● EXERCISE DETAILS:
Identify each line holding the string "xlabel" and copy it.

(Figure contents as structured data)
• • • • •

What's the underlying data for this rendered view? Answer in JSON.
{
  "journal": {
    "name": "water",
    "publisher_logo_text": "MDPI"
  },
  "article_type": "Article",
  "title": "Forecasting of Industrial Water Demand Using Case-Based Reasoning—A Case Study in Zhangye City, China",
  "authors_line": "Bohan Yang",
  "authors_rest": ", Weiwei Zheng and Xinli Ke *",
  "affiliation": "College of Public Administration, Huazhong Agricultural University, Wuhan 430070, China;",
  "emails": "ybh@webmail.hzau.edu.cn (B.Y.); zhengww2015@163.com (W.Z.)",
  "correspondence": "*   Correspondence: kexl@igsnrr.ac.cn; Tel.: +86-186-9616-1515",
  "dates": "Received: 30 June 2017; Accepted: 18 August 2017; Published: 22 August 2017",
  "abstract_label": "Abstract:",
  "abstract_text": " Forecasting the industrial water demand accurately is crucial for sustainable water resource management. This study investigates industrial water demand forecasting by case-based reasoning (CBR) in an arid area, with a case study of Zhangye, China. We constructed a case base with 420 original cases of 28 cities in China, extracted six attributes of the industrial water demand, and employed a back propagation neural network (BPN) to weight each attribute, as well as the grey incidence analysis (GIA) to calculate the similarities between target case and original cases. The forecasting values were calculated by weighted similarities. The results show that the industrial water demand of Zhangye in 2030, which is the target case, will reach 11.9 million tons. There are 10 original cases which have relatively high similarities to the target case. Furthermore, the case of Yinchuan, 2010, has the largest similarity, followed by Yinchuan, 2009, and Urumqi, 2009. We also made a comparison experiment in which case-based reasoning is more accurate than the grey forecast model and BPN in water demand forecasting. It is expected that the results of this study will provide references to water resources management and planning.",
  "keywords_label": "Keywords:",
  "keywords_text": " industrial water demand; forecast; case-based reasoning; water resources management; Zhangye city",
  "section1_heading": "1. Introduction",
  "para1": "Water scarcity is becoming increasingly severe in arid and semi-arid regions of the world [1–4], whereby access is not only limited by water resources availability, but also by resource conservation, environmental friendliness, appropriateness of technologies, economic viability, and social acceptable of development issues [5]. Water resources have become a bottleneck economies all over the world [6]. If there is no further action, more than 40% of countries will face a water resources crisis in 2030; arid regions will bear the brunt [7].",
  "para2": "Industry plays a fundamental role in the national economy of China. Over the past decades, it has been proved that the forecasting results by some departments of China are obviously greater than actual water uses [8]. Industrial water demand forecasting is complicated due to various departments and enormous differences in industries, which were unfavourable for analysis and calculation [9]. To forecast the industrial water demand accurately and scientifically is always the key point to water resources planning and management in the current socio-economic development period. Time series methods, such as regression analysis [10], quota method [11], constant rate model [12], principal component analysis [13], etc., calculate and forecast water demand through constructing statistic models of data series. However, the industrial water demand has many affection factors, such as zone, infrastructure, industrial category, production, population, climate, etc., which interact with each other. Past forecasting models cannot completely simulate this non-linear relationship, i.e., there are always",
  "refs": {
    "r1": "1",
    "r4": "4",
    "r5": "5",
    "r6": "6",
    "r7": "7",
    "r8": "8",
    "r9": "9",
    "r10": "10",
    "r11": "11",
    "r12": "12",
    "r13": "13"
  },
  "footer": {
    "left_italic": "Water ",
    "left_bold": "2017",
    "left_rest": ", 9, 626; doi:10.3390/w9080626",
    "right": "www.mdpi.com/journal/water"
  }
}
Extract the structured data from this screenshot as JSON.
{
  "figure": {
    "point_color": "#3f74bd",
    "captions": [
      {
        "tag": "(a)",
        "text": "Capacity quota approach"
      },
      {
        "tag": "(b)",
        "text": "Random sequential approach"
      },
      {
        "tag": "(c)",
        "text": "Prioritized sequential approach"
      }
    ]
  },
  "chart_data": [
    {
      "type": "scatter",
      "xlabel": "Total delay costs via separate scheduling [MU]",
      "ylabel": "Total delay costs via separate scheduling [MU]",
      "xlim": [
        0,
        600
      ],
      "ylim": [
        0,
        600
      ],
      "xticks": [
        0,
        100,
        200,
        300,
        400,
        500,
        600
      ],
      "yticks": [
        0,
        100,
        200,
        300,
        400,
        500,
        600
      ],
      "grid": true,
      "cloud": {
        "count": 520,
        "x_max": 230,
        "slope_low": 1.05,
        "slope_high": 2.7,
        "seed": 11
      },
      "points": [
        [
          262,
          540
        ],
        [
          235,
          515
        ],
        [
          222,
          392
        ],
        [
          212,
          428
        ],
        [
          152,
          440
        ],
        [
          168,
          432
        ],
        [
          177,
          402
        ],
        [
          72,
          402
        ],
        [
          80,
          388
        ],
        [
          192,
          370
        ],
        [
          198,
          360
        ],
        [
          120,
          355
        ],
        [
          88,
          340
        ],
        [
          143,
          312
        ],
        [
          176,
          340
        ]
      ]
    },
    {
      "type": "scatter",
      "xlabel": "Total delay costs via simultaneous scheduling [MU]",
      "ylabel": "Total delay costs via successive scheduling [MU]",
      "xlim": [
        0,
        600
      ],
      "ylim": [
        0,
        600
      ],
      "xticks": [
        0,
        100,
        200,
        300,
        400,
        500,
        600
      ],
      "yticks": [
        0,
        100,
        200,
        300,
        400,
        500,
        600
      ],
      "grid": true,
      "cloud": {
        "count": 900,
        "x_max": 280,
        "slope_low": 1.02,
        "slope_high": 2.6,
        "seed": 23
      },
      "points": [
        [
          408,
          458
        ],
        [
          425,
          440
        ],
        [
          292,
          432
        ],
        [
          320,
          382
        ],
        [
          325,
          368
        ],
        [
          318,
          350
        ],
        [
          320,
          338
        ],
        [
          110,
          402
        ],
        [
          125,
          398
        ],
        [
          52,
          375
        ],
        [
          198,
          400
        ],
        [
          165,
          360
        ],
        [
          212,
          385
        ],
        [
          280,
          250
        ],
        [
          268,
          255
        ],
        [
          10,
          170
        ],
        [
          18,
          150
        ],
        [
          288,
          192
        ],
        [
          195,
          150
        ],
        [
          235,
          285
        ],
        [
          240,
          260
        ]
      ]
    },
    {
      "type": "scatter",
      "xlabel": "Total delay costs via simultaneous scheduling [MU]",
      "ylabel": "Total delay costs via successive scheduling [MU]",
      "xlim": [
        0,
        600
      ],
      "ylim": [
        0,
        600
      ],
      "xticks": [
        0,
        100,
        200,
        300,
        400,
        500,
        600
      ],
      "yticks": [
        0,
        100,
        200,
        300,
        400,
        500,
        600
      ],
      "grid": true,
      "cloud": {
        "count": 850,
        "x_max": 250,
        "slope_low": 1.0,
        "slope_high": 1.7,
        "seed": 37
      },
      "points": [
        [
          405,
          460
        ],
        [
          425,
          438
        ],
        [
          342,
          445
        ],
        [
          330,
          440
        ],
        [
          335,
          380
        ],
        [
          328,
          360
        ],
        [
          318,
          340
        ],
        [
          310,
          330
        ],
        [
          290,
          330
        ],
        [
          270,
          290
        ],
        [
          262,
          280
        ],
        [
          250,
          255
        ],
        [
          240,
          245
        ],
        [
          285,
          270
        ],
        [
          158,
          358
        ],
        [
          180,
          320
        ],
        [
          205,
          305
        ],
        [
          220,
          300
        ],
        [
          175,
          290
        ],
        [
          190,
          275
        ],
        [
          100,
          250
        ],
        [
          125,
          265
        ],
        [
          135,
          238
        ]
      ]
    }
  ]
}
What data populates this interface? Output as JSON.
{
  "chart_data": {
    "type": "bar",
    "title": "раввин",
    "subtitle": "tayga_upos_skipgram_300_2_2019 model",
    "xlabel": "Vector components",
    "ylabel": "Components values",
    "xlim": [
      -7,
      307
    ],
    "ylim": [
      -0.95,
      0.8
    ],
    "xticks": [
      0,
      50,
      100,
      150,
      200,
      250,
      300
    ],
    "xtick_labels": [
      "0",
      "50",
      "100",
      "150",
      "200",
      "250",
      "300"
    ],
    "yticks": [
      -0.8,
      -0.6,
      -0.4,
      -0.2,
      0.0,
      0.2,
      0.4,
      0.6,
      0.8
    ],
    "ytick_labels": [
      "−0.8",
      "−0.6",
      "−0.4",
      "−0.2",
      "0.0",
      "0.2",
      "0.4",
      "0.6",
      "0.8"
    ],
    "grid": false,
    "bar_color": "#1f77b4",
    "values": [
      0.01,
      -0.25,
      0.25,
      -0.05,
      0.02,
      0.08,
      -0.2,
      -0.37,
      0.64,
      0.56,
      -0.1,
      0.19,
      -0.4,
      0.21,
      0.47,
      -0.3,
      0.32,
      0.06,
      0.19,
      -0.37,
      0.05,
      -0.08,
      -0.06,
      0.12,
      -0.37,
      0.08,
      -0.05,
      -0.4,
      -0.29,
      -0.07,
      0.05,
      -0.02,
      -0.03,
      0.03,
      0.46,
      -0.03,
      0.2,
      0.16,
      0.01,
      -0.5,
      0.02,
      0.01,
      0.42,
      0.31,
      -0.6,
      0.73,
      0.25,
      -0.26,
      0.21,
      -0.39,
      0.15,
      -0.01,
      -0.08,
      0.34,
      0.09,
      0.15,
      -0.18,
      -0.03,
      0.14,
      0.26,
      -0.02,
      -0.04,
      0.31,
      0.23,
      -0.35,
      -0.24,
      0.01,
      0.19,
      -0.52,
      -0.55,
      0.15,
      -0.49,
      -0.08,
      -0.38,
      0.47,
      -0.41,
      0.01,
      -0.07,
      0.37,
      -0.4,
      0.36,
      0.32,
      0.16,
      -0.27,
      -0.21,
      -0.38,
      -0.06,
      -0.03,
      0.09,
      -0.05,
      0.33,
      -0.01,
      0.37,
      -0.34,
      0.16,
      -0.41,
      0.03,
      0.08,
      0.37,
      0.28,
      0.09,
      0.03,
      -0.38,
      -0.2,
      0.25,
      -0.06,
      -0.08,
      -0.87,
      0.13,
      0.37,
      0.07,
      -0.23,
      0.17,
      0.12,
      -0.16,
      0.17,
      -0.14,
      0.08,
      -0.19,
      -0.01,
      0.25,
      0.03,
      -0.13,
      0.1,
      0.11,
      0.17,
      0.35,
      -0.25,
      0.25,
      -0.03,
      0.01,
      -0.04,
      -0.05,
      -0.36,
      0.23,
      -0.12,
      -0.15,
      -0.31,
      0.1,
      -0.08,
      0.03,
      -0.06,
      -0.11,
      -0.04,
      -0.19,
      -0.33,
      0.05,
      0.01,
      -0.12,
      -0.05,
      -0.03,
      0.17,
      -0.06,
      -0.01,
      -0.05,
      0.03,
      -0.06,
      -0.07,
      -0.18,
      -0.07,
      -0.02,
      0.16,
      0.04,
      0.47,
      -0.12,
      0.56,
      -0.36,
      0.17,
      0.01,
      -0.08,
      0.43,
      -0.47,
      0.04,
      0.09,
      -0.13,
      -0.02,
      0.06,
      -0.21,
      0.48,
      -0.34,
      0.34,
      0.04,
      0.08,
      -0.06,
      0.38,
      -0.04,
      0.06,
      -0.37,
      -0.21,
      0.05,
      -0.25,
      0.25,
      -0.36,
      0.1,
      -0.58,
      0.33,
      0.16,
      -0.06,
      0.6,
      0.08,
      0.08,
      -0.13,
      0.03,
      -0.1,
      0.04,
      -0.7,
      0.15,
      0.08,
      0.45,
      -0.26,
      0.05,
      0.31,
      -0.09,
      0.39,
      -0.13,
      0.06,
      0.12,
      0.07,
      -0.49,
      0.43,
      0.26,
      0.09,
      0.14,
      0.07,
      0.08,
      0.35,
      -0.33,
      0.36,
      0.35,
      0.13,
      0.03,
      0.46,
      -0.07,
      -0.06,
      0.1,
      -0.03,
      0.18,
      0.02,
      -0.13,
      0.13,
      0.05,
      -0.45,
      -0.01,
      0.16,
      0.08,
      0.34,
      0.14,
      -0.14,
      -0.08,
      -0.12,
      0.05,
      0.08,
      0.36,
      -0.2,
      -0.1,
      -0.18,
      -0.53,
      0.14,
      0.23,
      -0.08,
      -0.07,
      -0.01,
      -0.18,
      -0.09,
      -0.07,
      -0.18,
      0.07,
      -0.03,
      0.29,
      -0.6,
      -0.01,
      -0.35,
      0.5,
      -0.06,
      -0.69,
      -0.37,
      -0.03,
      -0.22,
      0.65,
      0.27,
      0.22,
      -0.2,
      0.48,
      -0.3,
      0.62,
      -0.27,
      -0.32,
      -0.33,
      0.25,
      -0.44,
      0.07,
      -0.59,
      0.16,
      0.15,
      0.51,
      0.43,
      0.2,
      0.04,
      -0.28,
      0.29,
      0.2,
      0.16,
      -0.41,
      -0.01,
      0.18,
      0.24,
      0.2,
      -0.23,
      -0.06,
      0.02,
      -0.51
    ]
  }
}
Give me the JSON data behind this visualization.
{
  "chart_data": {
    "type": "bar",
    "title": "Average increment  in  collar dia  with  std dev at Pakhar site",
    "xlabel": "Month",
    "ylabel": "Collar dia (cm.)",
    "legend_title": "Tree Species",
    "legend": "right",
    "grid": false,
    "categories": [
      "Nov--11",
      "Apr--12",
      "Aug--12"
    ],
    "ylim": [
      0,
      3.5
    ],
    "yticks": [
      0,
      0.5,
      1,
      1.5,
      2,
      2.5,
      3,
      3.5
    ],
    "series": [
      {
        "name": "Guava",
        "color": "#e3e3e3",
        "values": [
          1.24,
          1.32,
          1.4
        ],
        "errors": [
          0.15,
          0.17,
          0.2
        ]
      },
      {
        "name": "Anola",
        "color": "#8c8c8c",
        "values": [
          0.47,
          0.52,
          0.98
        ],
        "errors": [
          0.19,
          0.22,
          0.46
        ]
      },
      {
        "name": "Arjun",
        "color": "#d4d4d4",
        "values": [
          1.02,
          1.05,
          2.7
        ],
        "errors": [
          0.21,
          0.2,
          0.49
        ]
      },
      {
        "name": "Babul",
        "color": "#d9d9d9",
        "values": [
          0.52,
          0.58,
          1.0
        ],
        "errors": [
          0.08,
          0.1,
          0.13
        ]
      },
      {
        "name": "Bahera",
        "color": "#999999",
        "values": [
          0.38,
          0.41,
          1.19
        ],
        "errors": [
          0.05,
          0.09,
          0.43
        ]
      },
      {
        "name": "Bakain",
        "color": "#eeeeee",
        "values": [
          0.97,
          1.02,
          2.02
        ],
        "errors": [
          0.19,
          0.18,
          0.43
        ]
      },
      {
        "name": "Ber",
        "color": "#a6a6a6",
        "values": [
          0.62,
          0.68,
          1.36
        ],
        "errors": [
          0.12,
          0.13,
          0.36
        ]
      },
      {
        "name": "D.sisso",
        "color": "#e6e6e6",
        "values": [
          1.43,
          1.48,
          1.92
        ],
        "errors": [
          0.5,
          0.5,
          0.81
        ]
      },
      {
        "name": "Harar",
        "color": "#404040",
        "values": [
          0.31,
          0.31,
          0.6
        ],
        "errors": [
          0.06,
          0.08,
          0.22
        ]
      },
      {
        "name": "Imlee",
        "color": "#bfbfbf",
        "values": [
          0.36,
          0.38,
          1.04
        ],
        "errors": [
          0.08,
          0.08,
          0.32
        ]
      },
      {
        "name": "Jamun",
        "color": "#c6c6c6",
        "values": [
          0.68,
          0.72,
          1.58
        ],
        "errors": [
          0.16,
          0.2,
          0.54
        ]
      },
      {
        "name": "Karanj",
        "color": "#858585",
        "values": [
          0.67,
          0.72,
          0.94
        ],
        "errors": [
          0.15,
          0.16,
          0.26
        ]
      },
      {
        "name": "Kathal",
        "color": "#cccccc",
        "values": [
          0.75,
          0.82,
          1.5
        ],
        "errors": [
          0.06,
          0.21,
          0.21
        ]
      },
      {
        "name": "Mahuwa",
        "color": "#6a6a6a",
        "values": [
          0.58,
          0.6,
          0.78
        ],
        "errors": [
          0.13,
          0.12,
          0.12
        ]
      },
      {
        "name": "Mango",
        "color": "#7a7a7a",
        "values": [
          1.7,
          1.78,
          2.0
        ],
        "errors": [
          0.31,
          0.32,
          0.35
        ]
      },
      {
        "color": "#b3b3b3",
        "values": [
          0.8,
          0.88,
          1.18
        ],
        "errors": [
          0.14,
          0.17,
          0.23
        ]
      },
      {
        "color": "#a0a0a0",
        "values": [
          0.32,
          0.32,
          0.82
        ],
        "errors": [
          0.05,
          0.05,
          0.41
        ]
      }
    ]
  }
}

• • • • •

● RESULT:
      "xlabel": "Total delay costs via separate scheduling [MU]",
      "xlabel": "Total delay costs via simultaneous scheduling [MU]",
      "xlabel": "Total delay costs via simultaneous scheduling [MU]",
    "xlabel": "Vector components",
    "xlabel": "Month",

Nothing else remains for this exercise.